--- START ---

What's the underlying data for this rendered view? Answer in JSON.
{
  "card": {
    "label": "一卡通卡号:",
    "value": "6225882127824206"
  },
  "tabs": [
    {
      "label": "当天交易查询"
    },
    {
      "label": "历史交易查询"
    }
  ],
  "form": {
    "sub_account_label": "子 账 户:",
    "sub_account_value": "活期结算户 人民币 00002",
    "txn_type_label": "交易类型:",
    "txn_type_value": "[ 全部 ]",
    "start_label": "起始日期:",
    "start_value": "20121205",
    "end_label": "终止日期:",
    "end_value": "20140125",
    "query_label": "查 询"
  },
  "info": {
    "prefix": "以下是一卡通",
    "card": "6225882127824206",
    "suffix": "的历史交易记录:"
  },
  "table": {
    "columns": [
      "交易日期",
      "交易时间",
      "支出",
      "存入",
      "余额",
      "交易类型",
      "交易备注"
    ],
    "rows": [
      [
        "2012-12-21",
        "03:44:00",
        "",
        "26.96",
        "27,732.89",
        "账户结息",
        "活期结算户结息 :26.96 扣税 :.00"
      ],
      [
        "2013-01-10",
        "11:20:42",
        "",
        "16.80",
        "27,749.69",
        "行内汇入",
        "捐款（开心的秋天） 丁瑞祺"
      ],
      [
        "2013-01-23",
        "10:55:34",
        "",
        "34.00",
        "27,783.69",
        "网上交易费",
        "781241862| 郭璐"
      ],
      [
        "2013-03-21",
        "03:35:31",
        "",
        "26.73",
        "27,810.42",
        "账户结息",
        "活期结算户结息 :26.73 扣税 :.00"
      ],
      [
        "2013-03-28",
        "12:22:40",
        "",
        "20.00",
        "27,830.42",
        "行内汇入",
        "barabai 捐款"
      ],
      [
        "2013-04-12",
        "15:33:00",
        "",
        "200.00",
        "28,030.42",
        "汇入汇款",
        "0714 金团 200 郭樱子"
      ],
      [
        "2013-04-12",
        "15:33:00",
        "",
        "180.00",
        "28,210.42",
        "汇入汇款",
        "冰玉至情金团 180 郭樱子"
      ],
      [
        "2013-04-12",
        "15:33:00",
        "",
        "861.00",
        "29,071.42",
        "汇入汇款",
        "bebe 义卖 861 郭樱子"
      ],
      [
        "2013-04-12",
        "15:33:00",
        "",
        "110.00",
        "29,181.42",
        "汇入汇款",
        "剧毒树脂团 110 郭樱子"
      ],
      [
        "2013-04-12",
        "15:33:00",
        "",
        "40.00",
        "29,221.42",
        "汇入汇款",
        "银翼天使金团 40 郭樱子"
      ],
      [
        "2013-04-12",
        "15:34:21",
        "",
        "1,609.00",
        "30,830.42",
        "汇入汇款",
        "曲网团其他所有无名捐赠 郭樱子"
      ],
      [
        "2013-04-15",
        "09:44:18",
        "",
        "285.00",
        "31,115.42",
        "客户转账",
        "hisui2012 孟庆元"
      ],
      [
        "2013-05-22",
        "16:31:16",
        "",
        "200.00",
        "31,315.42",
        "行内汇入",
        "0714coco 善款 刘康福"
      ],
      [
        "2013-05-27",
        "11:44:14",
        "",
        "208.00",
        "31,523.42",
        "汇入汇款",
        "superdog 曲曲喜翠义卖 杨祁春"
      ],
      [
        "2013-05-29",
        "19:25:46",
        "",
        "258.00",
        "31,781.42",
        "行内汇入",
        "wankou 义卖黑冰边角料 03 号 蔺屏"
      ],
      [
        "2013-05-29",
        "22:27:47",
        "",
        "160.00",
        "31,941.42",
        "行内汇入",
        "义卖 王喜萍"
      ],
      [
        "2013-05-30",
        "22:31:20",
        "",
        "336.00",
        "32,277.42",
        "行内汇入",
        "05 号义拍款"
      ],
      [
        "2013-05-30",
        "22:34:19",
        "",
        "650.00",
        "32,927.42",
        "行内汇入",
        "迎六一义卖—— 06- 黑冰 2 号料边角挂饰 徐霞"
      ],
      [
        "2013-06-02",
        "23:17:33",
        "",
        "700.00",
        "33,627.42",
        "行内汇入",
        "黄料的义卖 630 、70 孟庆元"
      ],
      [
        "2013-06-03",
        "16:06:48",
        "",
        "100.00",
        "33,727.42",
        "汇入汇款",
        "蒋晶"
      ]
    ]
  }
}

--- END ---

The task – Every entry should be output exactly as written, please.

Solution for this problem –
What's the underlying data for this rendered view? Answer in JSON.
{
  "card": {
    "label": "一卡通卡号:",
    "value": "6225882127824206"
  },
  "tabs": [
    {
      "label": "当天交易查询"
    },
    {
      "label": "历史交易查询"
    }
  ],
  "form": {
    "sub_account_label": "子 账 户:",
    "sub_account_value": "活期结算户 人民币 00002",
    "txn_type_label": "交易类型:",
    "txn_type_value": "[ 全部 ]",
    "start_label": "起始日期:",
    "start_value": "20121205",
    "end_label": "终止日期:",
    "end_value": "20140125",
    "query_label": "查 询"
  },
  "info": {
    "prefix": "以下是一卡通",
    "card": "6225882127824206",
    "suffix": "的历史交易记录:"
  },
  "table": {
    "columns": [
      "交易日期",
      "交易时间",
      "支出",
      "存入",
      "余额",
      "交易类型",
      "交易备注"
    ],
    "rows": [
      [
        "2012-12-21",
        "03:44:00",
        "",
        "26.96",
        "27,732.89",
        "账户结息",
        "活期结算户结息 :26.96 扣税 :.00"
      ],
      [
        "2013-01-10",
        "11:20:42",
        "",
        "16.80",
        "27,749.69",
        "行内汇入",
        "捐款（开心的秋天） 丁瑞祺"
      ],
      [
        "2013-01-23",
        "10:55:34",
        "",
        "34.00",
        "27,783.69",
        "网上交易费",
        "781241862| 郭璐"
      ],
      [
        "2013-03-21",
        "03:35:31",
        "",
        "26.73",
        "27,810.42",
        "账户结息",
        "活期结算户结息 :26.73 扣税 :.00"
      ],
      [
        "2013-03-28",
        "12:22:40",
        "",
        "20.00",
        "27,830.42",
        "行内汇入",
        "barabai 捐款"
      ],
      [
        "2013-04-12",
        "15:33:00",
        "",
        "200.00",
        "28,030.42",
        "汇入汇款",
        "0714 金团 200 郭樱子"
      ],
      [
        "2013-04-12",
        "15:33:00",
        "",
        "180.00",
        "28,210.42",
        "汇入汇款",
        "冰玉至情金团 180 郭樱子"
      ],
      [
        "2013-04-12",
        "15:33:00",
        "",
        "861.00",
        "29,071.42",
        "汇入汇款",
        "bebe 义卖 861 郭樱子"
      ],
      [
        "2013-04-12",
        "15:33:00",
        "",
        "110.00",
        "29,181.42",
        "汇入汇款",
        "剧毒树脂团 110 郭樱子"
      ],
      [
        "2013-04-12",
        "15:33:00",
        "",
        "40.00",
        "29,221.42",
        "汇入汇款",
        "银翼天使金团 40 郭樱子"
      ],
      [
        "2013-04-12",
        "15:34:21",
        "",
        "1,609.00",
        "30,830.42",
        "汇入汇款",
        "曲网团其他所有无名捐赠 郭樱子"
      ],
      [
        "2013-04-15",
        "09:44:18",
        "",
        "285.00",
        "31,115.42",
        "客户转账",
        "hisui2012 孟庆元"
      ],
      [
        "2013-05-22",
        "16:31:16",
        "",
        "200.00",
        "31,315.42",
        "行内汇入",
        "0714coco 善款 刘康福"
      ],
      [
        "2013-05-27",
        "11:44:14",
        "",
        "208.00",
        "31,523.42",
        "汇入汇款",
        "superdog 曲曲喜翠义卖 杨祁春"
      ],
      [
        "2013-05-29",
        "19:25:46",
        "",
        "258.00",
        "31,781.42",
        "行内汇入",
        "wankou 义卖黑冰边角料 03 号 蔺屏"
      ],
      [
        "2013-05-29",
        "22:27:47",
        "",
        "160.00",
        "31,941.42",
        "行内汇入",
        "义卖 王喜萍"
      ],
      [
        "2013-05-30",
        "22:31:20",
        "",
        "336.00",
        "32,277.42",
        "行内汇入",
        "05 号义拍款"
      ],
      [
        "2013-05-30",
        "22:34:19",
        "",
        "650.00",
        "32,927.42",
        "行内汇入",
        "迎六一义卖—— 06- 黑冰 2 号料边角挂饰 徐霞"
      ],
      [
        "2013-06-02",
        "23:17:33",
        "",
        "700.00",
        "33,627.42",
        "行内汇入",
        "黄料的义卖 630 、70 孟庆元"
      ],
      [
        "2013-06-03",
        "16:06:48",
        "",
        "100.00",
        "33,727.42",
        "汇入汇款",
        "蒋晶"
      ]
    ]
  }
}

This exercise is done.